## begin Data in this exercise

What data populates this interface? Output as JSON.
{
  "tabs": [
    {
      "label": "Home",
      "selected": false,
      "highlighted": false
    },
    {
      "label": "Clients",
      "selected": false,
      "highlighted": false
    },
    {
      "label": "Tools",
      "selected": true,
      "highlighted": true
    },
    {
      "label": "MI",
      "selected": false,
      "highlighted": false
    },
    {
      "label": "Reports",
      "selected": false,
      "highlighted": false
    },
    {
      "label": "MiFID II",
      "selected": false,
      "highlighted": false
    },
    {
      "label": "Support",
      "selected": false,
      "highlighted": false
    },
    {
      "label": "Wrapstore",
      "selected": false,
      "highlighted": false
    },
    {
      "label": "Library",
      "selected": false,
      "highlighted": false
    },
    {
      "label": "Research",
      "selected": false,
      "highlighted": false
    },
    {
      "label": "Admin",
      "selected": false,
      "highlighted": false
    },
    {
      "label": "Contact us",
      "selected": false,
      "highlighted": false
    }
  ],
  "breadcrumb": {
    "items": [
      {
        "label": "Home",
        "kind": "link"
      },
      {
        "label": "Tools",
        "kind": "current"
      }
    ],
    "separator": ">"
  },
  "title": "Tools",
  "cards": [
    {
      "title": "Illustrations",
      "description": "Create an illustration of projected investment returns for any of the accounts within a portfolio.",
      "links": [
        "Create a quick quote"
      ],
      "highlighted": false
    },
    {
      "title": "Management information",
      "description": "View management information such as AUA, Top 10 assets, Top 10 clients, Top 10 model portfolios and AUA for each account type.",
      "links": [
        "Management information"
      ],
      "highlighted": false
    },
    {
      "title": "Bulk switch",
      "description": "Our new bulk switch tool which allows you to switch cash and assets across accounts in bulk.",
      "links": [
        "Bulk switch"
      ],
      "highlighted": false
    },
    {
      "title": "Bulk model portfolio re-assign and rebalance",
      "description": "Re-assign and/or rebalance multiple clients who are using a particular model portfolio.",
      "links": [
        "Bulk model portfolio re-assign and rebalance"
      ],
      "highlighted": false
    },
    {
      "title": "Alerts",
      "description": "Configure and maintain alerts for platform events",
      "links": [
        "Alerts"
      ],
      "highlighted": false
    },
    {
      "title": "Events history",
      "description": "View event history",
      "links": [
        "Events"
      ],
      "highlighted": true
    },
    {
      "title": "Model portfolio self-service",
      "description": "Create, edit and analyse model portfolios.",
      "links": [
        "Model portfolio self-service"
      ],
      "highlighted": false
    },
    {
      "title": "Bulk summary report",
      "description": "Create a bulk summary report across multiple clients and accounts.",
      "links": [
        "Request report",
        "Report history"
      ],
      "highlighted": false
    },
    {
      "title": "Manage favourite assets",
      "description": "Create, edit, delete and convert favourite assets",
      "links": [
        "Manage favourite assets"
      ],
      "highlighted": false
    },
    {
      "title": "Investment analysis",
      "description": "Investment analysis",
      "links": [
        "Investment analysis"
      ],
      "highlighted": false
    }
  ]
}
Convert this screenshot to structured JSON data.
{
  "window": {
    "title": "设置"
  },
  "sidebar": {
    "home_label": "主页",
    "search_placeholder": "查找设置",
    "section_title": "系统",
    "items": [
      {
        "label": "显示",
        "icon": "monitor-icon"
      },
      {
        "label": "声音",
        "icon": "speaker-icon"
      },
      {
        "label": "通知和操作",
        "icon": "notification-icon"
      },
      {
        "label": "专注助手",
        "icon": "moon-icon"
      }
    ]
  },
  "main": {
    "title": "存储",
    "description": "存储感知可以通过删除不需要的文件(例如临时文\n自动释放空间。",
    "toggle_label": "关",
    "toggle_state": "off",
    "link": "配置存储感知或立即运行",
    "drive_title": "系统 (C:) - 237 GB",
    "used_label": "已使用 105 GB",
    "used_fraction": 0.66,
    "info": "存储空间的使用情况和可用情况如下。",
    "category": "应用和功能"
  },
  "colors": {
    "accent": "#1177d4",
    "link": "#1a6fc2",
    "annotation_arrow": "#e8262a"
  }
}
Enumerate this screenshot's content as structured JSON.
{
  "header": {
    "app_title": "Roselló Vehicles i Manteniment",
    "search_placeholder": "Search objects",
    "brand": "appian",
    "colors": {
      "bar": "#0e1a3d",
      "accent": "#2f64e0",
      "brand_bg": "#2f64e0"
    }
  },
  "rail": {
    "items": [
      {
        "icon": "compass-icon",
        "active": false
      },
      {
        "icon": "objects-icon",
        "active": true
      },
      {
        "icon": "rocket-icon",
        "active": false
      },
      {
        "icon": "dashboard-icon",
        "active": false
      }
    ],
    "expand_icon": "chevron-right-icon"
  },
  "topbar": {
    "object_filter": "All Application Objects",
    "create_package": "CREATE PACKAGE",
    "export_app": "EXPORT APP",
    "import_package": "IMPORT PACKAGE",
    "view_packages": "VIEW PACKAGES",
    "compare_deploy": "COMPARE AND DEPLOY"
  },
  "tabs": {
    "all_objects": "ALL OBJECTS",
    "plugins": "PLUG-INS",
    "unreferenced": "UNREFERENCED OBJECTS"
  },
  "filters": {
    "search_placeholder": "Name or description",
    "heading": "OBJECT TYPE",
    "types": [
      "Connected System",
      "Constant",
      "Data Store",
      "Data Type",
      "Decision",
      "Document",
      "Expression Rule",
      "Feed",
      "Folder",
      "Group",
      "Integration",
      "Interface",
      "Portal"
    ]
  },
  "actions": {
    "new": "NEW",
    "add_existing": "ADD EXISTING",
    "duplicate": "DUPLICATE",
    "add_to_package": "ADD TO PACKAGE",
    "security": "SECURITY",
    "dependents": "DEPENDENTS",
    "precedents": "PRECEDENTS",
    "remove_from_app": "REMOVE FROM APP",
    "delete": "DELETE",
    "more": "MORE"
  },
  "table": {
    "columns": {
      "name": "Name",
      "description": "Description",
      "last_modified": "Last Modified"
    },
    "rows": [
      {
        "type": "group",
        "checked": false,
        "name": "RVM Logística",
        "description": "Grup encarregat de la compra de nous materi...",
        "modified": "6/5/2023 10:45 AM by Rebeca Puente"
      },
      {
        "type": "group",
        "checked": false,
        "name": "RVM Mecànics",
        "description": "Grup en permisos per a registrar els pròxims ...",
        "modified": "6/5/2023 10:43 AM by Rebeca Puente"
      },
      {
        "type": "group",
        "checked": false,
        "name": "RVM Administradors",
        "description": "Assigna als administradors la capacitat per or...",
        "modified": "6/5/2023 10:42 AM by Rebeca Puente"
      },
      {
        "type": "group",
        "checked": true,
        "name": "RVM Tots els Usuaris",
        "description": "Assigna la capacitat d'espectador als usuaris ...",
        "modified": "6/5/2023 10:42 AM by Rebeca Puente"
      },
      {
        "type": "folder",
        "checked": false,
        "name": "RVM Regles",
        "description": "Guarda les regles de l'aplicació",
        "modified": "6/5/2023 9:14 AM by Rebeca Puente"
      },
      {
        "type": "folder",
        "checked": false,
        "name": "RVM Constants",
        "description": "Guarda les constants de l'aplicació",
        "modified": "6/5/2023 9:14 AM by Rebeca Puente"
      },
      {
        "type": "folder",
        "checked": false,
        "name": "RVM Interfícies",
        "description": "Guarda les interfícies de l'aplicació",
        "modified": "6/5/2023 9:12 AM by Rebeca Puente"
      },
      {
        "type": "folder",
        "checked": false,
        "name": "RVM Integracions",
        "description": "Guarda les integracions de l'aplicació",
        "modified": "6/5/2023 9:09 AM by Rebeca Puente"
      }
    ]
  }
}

## end Data in this exercise

■ **Stated problem**
In the entries above, identify every line with the word "across". Copy those lines.

■ **Exercise output**
      "description": "Our new bulk switch tool which allows you to switch cash and assets across accounts in bulk.",
      "description": "Create a bulk summary report across multiple clients and accounts.",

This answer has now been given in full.